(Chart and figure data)
──────

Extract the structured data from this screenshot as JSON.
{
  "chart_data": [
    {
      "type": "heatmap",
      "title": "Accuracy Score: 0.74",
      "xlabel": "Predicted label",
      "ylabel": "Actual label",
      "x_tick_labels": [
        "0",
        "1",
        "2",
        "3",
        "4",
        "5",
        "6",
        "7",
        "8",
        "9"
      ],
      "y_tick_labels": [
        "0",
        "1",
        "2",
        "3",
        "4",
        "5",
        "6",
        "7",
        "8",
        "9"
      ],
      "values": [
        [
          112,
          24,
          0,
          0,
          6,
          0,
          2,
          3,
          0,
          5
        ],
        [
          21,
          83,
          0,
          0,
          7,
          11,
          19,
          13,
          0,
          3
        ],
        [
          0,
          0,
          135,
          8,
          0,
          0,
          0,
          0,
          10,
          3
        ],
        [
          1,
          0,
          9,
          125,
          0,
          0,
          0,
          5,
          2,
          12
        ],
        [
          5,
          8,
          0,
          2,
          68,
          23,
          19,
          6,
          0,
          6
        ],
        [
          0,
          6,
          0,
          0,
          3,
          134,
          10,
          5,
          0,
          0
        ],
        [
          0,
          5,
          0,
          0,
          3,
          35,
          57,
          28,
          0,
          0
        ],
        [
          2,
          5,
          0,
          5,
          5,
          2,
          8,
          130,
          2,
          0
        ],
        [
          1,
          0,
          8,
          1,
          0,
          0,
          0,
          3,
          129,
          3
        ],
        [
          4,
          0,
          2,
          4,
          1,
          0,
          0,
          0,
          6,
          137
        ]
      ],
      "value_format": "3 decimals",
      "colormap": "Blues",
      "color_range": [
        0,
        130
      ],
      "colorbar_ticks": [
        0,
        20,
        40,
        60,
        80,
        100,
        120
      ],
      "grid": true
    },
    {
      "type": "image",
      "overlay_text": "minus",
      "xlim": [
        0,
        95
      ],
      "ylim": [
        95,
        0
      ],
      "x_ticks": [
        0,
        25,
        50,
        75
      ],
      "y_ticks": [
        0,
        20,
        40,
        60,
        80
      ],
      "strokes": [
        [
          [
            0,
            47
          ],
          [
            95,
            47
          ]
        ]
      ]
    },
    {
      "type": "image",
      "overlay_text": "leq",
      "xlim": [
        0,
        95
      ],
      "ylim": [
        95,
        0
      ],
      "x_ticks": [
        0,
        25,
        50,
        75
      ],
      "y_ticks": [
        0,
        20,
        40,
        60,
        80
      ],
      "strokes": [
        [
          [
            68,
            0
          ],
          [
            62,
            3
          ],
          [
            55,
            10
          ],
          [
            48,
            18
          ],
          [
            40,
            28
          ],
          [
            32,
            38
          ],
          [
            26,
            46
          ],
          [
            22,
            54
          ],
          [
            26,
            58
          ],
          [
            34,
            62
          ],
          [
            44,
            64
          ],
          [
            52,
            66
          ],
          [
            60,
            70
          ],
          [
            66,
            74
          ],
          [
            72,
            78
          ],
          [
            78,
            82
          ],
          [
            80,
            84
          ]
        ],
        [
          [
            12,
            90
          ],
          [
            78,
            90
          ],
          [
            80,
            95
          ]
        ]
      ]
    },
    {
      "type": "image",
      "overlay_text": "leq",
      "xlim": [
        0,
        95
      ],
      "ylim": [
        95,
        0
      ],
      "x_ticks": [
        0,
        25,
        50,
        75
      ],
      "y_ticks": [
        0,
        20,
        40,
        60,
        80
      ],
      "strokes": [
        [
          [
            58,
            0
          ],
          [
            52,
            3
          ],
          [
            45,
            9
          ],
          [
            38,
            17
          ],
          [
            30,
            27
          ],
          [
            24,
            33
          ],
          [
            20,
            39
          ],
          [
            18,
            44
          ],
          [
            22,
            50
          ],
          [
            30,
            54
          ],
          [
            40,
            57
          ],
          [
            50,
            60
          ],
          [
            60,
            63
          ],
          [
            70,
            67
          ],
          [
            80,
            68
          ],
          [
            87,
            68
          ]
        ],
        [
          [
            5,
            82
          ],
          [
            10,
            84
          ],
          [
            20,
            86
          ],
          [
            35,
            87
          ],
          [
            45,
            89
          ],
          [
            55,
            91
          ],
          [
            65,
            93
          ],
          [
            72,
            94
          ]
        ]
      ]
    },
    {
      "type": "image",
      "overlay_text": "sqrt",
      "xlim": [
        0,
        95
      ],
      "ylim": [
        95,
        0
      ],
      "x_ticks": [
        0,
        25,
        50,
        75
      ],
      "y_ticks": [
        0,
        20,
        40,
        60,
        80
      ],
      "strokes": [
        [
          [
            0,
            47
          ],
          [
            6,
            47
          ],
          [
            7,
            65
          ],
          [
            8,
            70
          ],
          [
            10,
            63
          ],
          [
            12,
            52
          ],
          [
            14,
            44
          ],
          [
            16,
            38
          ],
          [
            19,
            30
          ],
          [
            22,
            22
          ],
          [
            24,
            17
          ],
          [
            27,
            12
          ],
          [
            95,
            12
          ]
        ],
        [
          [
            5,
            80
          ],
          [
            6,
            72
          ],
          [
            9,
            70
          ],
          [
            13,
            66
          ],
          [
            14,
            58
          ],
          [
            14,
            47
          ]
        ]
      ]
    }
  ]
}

──────

**Short problem:** Repeat the material word for word, in full.

**Answer to this problem:**
Extract the structured data from this screenshot as JSON.
{
  "chart_data": [
    {
      "type": "heatmap",
      "title": "Accuracy Score: 0.74",
      "xlabel": "Predicted label",
      "ylabel": "Actual label",
      "x_tick_labels": [
        "0",
        "1",
        "2",
        "3",
        "4",
        "5",
        "6",
        "7",
        "8",
        "9"
      ],
      "y_tick_labels": [
        "0",
        "1",
        "2",
        "3",
        "4",
        "5",
        "6",
        "7",
        "8",
        "9"
      ],
      "values": [
        [
          112,
          24,
          0,
          0,
          6,
          0,
          2,
          3,
          0,
          5
        ],
        [
          21,
          83,
          0,
          0,
          7,
          11,
          19,
          13,
          0,
          3
        ],
        [
          0,
          0,
          135,
          8,
          0,
          0,
          0,
          0,
          10,
          3
        ],
        [
          1,
          0,
          9,
          125,
          0,
          0,
          0,
          5,
          2,
          12
        ],
        [
          5,
          8,
          0,
          2,
          68,
          23,
          19,
          6,
          0,
          6
        ],
        [
          0,
          6,
          0,
          0,
          3,
          134,
          10,
          5,
          0,
          0
        ],
        [
          0,
          5,
          0,
          0,
          3,
          35,
          57,
          28,
          0,
          0
        ],
        [
          2,
          5,
          0,
          5,
          5,
          2,
          8,
          130,
          2,
          0
        ],
        [
          1,
          0,
          8,
          1,
          0,
          0,
          0,
          3,
          129,
          3
        ],
        [
          4,
          0,
          2,
          4,
          1,
          0,
          0,
          0,
          6,
          137
        ]
      ],
      "value_format": "3 decimals",
      "colormap": "Blues",
      "color_range": [
        0,
        130
      ],
      "colorbar_ticks": [
        0,
        20,
        40,
        60,
        80,
        100,
        120
      ],
      "grid": true
    },
    {
      "type": "image",
      "overlay_text": "minus",
      "xlim": [
        0,
        95
      ],
      "ylim": [
        95,
        0
      ],
      "x_ticks": [
        0,
        25,
        50,
        75
      ],
      "y_ticks": [
        0,
        20,
        40,
        60,
        80
      ],
      "strokes": [
        [
          [
            0,
            47
          ],
          [
            95,
            47
          ]
        ]
      ]
    },
    {
      "type": "image",
      "overlay_text": "leq",
      "xlim": [
        0,
        95
      ],
      "ylim": [
        95,
        0
      ],
      "x_ticks": [
        0,
        25,
        50,
        75
      ],
      "y_ticks": [
        0,
        20,
        40,
        60,
        80
      ],
      "strokes": [
        [
          [
            68,
            0
          ],
          [
            62,
            3
          ],
          [
            55,
            10
          ],
          [
            48,
            18
          ],
          [
            40,
            28
          ],
          [
            32,
            38
          ],
          [
            26,
            46
          ],
          [
            22,
            54
          ],
          [
            26,
            58
          ],
          [
            34,
            62
          ],
          [
            44,
            64
          ],
          [
            52,
            66
          ],
          [
            60,
            70
          ],
          [
            66,
            74
          ],
          [
            72,
            78
          ],
          [
            78,
            82
          ],
          [
            80,
            84
          ]
        ],
        [
          [
            12,
            90
          ],
          [
            78,
            90
          ],
          [
            80,
            95
          ]
        ]
      ]
    },
    {
      "type": "image",
      "overlay_text": "leq",
      "xlim": [
        0,
        95
      ],
      "ylim": [
        95,
        0
      ],
      "x_ticks": [
        0,
        25,
        50,
        75
      ],
      "y_ticks": [
        0,
        20,
        40,
        60,
        80
      ],
      "strokes": [
        [
          [
            58,
            0
          ],
          [
            52,
            3
          ],
          [
            45,
            9
          ],
          [
            38,
            17
          ],
          [
            30,
            27
          ],
          [
            24,
            33
          ],
          [
            20,
            39
          ],
          [
            18,
            44
          ],
          [
            22,
            50
          ],
          [
            30,
            54
          ],
          [
            40,
            57
          ],
          [
            50,
            60
          ],
          [
            60,
            63
          ],
          [
            70,
            67
          ],
          [
            80,
            68
          ],
          [
            87,
            68
          ]
        ],
        [
          [
            5,
            82
          ],
          [
            10,
            84
          ],
          [
            20,
            86
          ],
          [
            35,
            87
          ],
          [
            45,
            89
          ],
          [
            55,
            91
          ],
          [
            65,
            93
          ],
          [
            72,
            94
          ]
        ]
      ]
    },
    {
      "type": "image",
      "overlay_text": "sqrt",
      "xlim": [
        0,
        95
      ],
      "ylim": [
        95,
        0
      ],
      "x_ticks": [
        0,
        25,
        50,
        75
      ],
      "y_ticks": [
        0,
        20,
        40,
        60,
        80
      ],
      "strokes": [
        [
          [
            0,
            47
          ],
          [
            6,
            47
          ],
          [
            7,
            65
          ],
          [
            8,
            70
          ],
          [
            10,
            63
          ],
          [
            12,
            52
          ],
          [
            14,
            44
          ],
          [
            16,
            38
          ],
          [
            19,
            30
          ],
          [
            22,
            22
          ],
          [
            24,
            17
          ],
          [
            27,
            12
          ],
          [
            95,
            12
          ]
        ],
        [
          [
            5,
            80
          ],
          [
            6,
            72
          ],
          [
            9,
            70
          ],
          [
            13,
            66
          ],
          [
            14,
            58
          ],
          [
            14,
            47
          ]
        ]
      ]
    }
  ]
}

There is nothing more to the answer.